> **Information shown**
[Start]

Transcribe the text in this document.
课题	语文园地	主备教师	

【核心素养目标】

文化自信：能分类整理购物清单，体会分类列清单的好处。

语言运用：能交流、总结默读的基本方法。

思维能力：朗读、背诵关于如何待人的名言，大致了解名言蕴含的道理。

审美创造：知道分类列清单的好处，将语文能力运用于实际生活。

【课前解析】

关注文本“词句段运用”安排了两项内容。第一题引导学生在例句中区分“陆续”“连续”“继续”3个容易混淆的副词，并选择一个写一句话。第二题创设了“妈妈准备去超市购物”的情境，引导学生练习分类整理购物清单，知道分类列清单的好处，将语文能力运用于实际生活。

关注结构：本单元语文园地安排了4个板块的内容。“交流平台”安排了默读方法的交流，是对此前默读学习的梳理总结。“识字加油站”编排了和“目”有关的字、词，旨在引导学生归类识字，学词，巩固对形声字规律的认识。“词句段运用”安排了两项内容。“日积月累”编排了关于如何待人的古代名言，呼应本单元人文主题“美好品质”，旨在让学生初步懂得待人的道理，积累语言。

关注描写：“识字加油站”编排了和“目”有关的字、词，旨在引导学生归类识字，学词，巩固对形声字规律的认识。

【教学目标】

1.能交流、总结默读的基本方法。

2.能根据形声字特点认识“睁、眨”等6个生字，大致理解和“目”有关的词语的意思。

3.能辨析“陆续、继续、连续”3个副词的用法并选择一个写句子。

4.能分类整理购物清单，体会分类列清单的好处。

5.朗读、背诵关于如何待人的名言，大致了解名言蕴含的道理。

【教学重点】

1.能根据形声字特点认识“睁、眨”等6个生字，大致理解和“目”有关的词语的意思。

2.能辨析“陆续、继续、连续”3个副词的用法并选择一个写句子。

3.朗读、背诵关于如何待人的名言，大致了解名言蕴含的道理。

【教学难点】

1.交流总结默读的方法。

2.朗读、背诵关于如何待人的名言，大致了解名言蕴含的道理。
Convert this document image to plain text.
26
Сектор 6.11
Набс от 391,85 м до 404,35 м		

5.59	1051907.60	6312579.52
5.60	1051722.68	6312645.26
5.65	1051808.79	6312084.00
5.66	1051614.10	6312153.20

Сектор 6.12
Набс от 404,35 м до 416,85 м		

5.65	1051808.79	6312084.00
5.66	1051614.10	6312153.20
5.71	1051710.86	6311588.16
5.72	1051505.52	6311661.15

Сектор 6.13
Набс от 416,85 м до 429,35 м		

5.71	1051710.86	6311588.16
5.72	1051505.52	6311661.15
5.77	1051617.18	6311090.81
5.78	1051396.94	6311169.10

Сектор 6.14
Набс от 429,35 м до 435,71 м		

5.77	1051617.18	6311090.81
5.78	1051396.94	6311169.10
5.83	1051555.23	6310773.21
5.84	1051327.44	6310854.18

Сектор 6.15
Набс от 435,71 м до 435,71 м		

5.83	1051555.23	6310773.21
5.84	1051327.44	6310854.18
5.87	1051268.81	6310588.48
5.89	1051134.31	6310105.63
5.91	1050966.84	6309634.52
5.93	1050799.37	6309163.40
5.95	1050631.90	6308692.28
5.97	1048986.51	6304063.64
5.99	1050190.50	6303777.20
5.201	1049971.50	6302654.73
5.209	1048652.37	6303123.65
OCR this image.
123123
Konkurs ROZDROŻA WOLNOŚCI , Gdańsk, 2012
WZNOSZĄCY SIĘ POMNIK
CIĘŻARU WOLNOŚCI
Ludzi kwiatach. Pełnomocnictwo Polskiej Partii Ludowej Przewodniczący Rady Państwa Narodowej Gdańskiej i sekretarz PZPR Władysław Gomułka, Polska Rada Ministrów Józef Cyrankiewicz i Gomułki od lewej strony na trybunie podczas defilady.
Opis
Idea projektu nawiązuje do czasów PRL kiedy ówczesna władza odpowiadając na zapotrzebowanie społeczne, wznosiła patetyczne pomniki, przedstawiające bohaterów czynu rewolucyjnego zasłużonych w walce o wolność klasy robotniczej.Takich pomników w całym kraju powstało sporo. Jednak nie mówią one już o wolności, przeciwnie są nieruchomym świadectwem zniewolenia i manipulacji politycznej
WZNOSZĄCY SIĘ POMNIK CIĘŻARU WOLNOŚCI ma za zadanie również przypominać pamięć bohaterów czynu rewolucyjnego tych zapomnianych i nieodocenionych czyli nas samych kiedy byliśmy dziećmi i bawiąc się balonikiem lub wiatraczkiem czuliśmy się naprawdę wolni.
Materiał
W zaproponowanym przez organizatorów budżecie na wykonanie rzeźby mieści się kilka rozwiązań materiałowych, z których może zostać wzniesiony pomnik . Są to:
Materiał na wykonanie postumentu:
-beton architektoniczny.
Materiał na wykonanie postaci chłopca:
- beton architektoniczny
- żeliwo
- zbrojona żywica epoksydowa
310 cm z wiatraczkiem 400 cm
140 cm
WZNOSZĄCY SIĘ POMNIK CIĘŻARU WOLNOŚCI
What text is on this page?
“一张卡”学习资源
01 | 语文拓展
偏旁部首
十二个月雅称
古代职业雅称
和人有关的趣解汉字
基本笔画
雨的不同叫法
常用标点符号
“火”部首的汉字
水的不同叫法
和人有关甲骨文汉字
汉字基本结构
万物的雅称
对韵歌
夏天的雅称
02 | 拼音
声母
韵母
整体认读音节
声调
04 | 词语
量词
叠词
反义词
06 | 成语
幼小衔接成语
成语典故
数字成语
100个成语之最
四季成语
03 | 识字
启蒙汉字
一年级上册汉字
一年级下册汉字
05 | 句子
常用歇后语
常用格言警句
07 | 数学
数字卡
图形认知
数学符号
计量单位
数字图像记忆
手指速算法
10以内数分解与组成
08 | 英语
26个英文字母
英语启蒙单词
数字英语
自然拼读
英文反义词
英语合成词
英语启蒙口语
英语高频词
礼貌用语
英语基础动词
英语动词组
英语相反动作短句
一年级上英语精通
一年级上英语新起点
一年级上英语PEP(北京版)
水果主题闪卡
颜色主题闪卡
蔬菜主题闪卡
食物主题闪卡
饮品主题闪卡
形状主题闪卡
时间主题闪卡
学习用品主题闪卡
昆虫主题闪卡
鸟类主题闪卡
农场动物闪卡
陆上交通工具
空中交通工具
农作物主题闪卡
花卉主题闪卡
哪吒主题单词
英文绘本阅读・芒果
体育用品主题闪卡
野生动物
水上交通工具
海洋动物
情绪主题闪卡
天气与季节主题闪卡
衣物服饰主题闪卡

[End]

Gather each line from the entries above that includes the word "document".

> **Expected answer**
Transcribe the text in this document.
Convert this document image to plain text.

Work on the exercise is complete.